» YOUR TASK: Reproduce the listing word for word, leaving every picture behind.
"""
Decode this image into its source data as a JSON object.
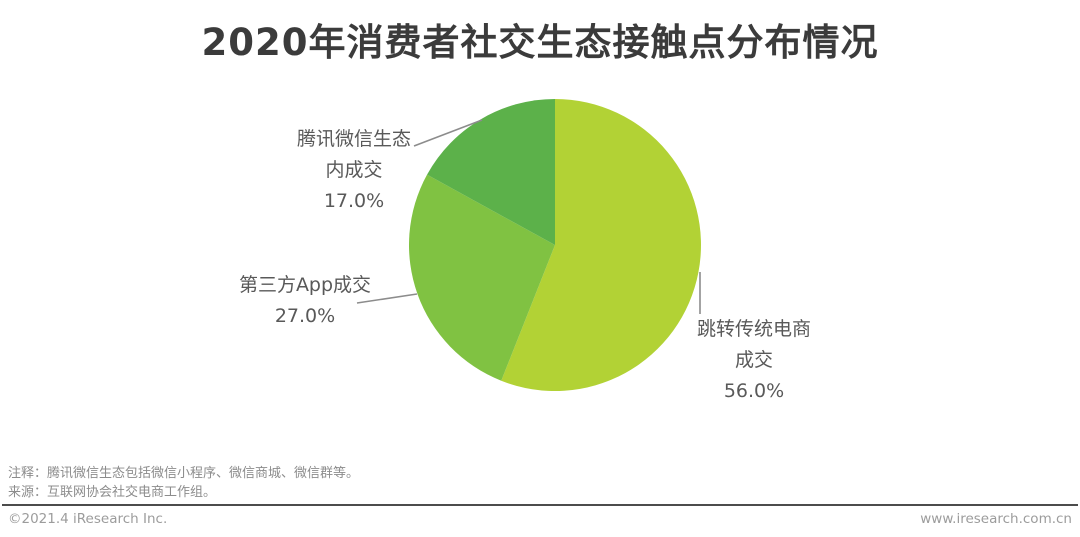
{
  "title": "2020年消费者社交生态接触点分布情况",
  "chart_data": {
    "type": "pie",
    "title": "2020年消费者社交生态接触点分布情况",
    "start_angle_deg": 0,
    "direction": "clockwise",
    "total": 100,
    "legend_position": "none",
    "segments": [
      {
        "name": "跳转传统电商成交",
        "label_lines": [
          "跳转传统电商",
          "成交"
        ],
        "value": 56.0,
        "value_label": "56.0%",
        "color": "#b2d235"
      },
      {
        "name": "第三方App成交",
        "label_lines": [
          "第三方App成交"
        ],
        "value": 27.0,
        "value_label": "27.0%",
        "color": "#80c242"
      },
      {
        "name": "腾讯微信生态内成交",
        "label_lines": [
          "腾讯微信生态",
          "内成交"
        ],
        "value": 17.0,
        "value_label": "17.0%",
        "color": "#5cb14a"
      }
    ]
  },
  "notes": {
    "annotation": "注释：腾讯微信生态包括微信小程序、微信商城、微信群等。",
    "source": "来源：互联网协会社交电商工作组。"
  },
  "footer": {
    "copyright": "©2021.4 iResearch Inc.",
    "website": "www.iresearch.com.cn"
  }
}
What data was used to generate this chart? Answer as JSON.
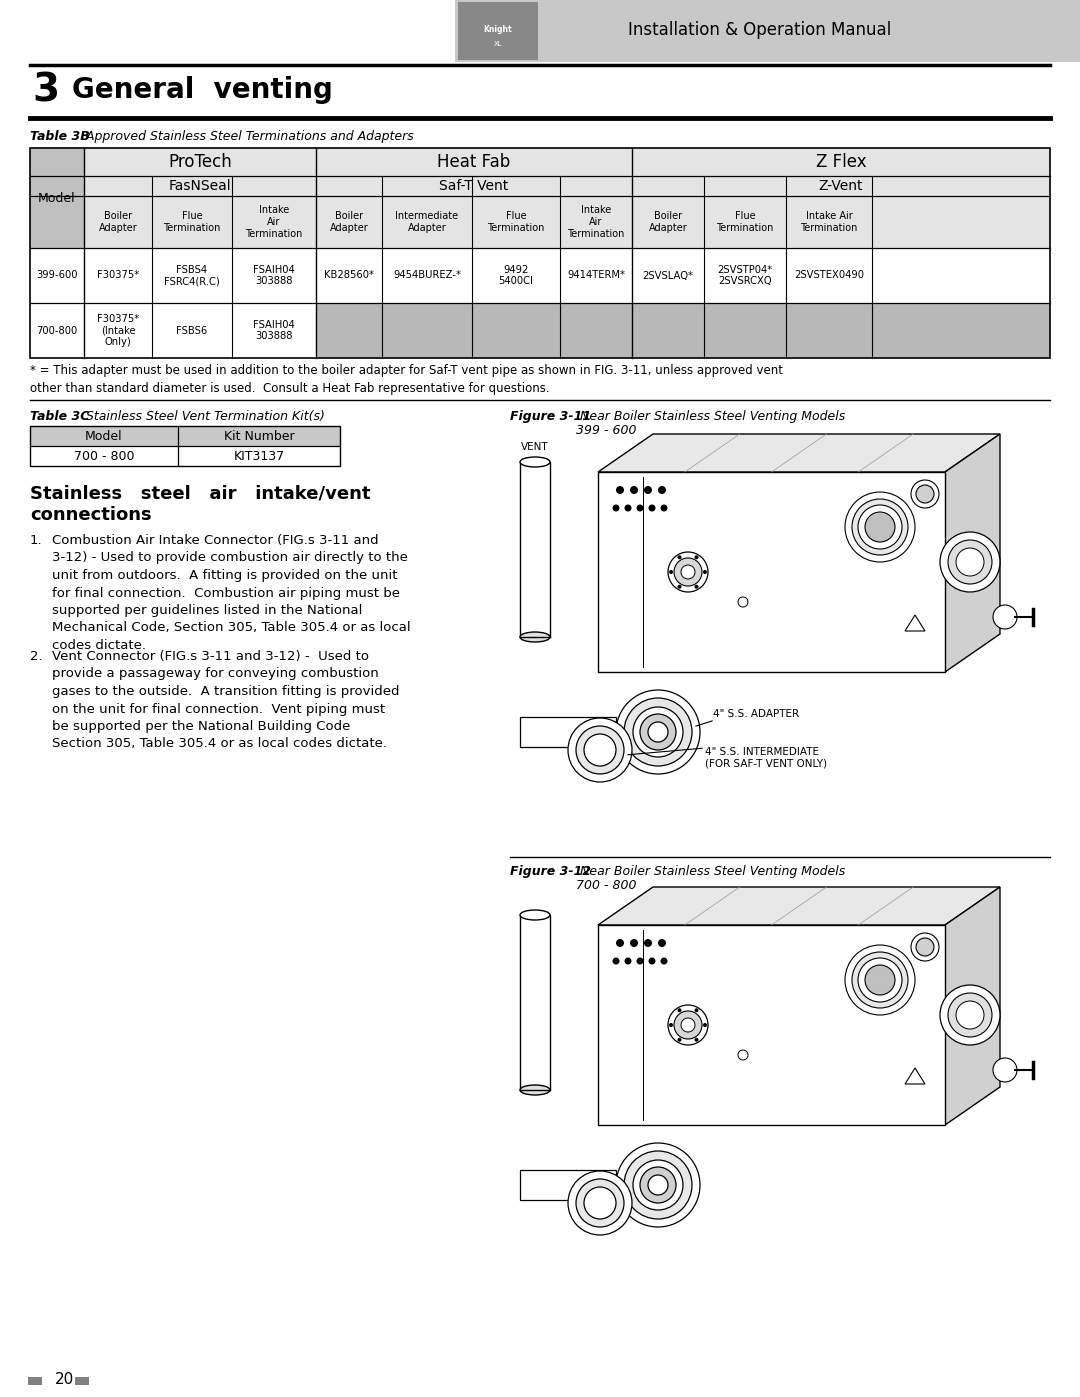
"""
» RESPONSE TO THE EXERCISE:
Decode this image into its source data as a JSON object.
{
  "title": "2020年消费者社交生态接触点分布情况",
  "chart_data": {
    "type": "pie",
    "title": "2020年消费者社交生态接触点分布情况",
    "start_angle_deg": 0,
    "direction": "clockwise",
    "total": 100,
    "legend_position": "none",
    "segments": [
      {
        "name": "跳转传统电商成交",
        "label_lines": [
          "跳转传统电商",
          "成交"
        ],
        "value": 56.0,
        "value_label": "56.0%",
        "color": "#b2d235"
      },
      {
        "name": "第三方App成交",
        "label_lines": [
          "第三方App成交"
        ],
        "value": 27.0,
        "value_label": "27.0%",
        "color": "#80c242"
      },
      {
        "name": "腾讯微信生态内成交",
        "label_lines": [
          "腾讯微信生态",
          "内成交"
        ],
        "value": 17.0,
        "value_label": "17.0%",
        "color": "#5cb14a"
      }
    ]
  },
  "notes": {
    "annotation": "注释：腾讯微信生态包括微信小程序、微信商城、微信群等。",
    "source": "来源：互联网协会社交电商工作组。"
  },
  "footer": {
    "copyright": "©2021.4 iResearch Inc.",
    "website": "www.iresearch.com.cn"
  }
}
What data was used to generate this chart? Answer as JSON.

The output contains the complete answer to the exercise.